• PROBLEM STATEMENT:
Spot each line that carries the word "called"; copy those lines.

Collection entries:
********

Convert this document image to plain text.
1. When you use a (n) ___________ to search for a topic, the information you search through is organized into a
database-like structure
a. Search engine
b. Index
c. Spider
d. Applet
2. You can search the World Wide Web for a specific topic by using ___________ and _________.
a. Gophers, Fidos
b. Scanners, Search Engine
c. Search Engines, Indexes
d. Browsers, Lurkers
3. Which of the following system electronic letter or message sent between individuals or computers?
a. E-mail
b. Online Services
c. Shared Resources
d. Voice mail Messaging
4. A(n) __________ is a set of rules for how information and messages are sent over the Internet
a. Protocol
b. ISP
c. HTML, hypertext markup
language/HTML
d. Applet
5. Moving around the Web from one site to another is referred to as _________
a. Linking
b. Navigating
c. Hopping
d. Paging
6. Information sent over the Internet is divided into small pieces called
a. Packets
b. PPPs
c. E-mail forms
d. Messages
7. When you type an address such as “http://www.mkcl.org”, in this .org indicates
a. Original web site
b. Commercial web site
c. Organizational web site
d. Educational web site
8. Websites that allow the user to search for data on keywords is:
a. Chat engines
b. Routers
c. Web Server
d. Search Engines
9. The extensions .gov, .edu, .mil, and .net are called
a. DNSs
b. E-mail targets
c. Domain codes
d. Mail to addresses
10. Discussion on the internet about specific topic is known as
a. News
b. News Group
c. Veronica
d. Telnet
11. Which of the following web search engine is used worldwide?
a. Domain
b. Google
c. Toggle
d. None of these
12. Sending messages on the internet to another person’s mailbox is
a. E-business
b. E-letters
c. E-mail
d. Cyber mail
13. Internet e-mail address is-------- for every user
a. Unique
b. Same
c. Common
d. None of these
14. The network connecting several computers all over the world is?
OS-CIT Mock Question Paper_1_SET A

********

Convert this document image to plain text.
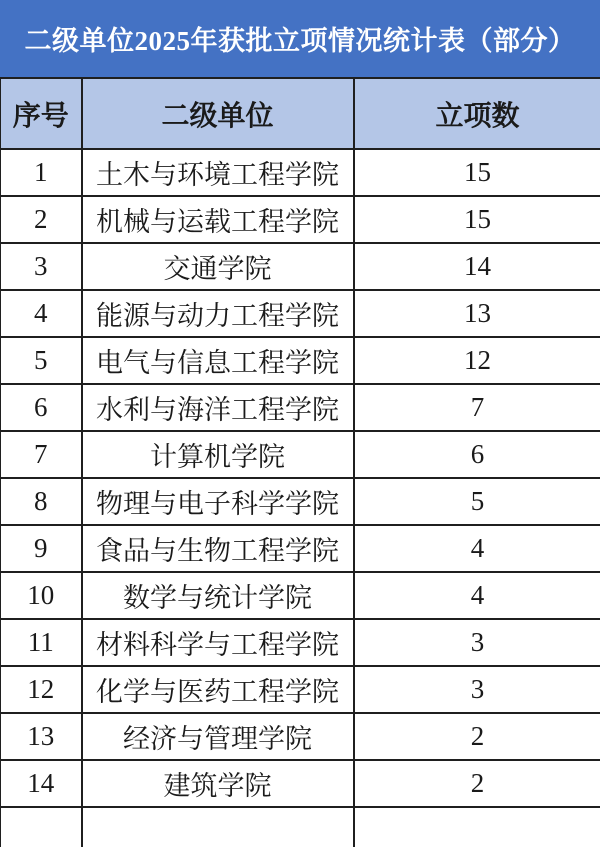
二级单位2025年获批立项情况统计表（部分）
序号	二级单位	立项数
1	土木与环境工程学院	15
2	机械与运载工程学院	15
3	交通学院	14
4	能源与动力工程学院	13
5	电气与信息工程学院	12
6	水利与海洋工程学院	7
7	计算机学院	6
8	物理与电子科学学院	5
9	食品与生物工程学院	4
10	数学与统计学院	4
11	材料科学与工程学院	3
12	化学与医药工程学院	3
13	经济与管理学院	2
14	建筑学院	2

********

• RESPONSE TO THE EXERCISE:
6. Information sent over the Internet is divided into small pieces called
9. The extensions .gov, .edu, .mil, and .net are called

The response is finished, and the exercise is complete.